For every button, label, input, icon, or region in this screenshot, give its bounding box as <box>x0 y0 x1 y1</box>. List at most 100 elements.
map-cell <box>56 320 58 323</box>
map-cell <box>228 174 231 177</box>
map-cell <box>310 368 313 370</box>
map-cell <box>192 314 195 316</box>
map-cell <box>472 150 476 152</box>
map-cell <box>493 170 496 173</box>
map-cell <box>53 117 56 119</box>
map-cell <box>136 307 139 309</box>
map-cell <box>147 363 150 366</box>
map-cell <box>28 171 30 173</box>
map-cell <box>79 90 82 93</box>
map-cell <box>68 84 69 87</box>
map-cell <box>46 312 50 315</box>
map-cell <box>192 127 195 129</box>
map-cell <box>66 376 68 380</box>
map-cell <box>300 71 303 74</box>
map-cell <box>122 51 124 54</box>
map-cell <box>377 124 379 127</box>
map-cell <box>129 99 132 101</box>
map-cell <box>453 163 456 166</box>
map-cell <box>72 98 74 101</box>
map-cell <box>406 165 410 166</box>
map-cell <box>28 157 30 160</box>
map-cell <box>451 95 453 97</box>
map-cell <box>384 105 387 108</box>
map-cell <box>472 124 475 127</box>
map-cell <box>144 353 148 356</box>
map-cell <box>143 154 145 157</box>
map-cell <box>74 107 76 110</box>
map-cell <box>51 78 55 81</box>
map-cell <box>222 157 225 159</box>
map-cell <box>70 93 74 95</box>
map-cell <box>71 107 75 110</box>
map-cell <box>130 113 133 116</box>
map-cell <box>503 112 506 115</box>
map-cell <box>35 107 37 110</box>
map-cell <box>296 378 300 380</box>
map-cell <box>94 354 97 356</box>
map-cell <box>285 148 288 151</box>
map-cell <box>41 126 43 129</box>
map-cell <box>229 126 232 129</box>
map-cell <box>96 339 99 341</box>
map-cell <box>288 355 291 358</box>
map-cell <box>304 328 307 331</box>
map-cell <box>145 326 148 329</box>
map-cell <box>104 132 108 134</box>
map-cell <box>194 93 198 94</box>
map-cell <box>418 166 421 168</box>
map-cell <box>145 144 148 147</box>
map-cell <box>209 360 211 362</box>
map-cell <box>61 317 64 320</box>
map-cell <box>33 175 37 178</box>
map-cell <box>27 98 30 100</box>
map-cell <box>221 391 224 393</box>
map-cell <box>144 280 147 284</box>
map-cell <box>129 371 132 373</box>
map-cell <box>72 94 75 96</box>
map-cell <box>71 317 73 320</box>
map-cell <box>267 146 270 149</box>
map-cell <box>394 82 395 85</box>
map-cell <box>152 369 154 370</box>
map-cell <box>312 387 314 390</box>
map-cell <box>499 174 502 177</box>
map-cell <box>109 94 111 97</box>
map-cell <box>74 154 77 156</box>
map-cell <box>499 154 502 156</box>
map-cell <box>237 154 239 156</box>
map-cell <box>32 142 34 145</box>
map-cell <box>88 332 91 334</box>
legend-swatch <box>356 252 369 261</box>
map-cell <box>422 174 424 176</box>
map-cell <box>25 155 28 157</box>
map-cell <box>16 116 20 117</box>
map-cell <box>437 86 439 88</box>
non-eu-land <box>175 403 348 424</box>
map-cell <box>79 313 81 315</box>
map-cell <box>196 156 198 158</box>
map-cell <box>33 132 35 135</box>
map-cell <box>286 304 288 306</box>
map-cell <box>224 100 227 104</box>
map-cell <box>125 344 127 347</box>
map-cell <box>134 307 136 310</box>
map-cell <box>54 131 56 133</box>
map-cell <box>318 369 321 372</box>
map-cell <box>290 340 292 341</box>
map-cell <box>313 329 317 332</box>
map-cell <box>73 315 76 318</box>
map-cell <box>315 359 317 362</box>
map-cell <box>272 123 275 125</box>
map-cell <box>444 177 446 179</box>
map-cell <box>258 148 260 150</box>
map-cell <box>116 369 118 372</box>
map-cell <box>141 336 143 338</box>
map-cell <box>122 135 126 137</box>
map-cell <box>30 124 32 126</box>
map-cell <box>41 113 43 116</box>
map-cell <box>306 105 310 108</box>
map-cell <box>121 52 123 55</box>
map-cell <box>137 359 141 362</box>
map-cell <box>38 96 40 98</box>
○ ○ ○ ○ ○ ○ ○
* _Objectif_
Renvoyez à l'identique la partie des entrées qui commence à leur toute première ligne et se termine à la ligne contenant "map-cell <box>53 117 56 119</box>", ces deux lignes comprises.

* _Corrigé_
For every button, label, input, icon, or region in this screenshot, give its bounding box as <box>x0 y0 x1 y1</box>. List at most 100 elements.
map-cell <box>56 320 58 323</box>
map-cell <box>228 174 231 177</box>
map-cell <box>310 368 313 370</box>
map-cell <box>192 314 195 316</box>
map-cell <box>472 150 476 152</box>
map-cell <box>493 170 496 173</box>
map-cell <box>53 117 56 119</box>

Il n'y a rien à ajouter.